_Items_
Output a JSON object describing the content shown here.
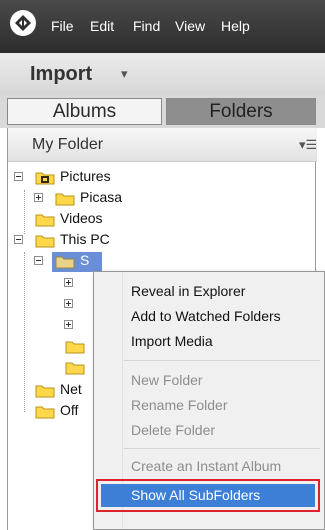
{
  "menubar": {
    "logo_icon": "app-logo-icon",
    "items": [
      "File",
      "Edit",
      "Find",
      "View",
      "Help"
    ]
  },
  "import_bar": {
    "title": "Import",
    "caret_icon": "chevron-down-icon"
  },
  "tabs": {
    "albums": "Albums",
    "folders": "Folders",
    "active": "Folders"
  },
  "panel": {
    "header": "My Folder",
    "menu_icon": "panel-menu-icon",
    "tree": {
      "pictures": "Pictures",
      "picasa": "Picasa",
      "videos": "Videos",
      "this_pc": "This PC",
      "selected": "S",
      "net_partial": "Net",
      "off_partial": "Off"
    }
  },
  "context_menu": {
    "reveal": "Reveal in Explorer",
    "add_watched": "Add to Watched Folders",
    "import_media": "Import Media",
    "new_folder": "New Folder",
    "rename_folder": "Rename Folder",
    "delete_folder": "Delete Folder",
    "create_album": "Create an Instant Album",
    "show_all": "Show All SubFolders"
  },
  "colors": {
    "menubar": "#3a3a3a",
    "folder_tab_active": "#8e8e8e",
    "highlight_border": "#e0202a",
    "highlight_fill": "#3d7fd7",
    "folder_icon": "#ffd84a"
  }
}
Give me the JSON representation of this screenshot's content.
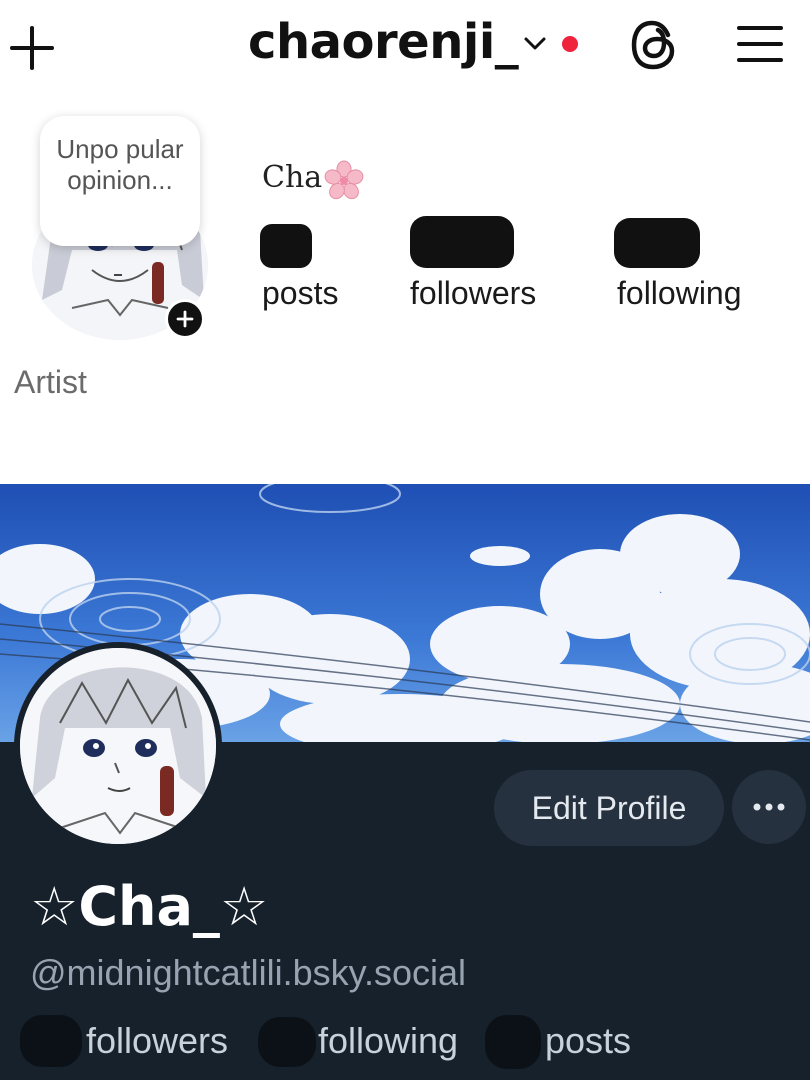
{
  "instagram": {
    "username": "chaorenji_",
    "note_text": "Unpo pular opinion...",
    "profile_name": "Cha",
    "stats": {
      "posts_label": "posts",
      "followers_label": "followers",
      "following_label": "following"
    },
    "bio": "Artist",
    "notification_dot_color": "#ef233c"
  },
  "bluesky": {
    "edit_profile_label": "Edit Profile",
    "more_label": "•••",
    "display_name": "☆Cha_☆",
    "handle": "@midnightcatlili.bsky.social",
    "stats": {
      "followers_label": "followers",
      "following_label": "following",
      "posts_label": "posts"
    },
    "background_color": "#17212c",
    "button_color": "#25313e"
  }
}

_Given exercise_
Search the listing for the word "JSON". Copy every line in which it occurs.

_Reply_
Output a JSON object describing the content shown here.
Give me the JSON representation of this screenshot's content.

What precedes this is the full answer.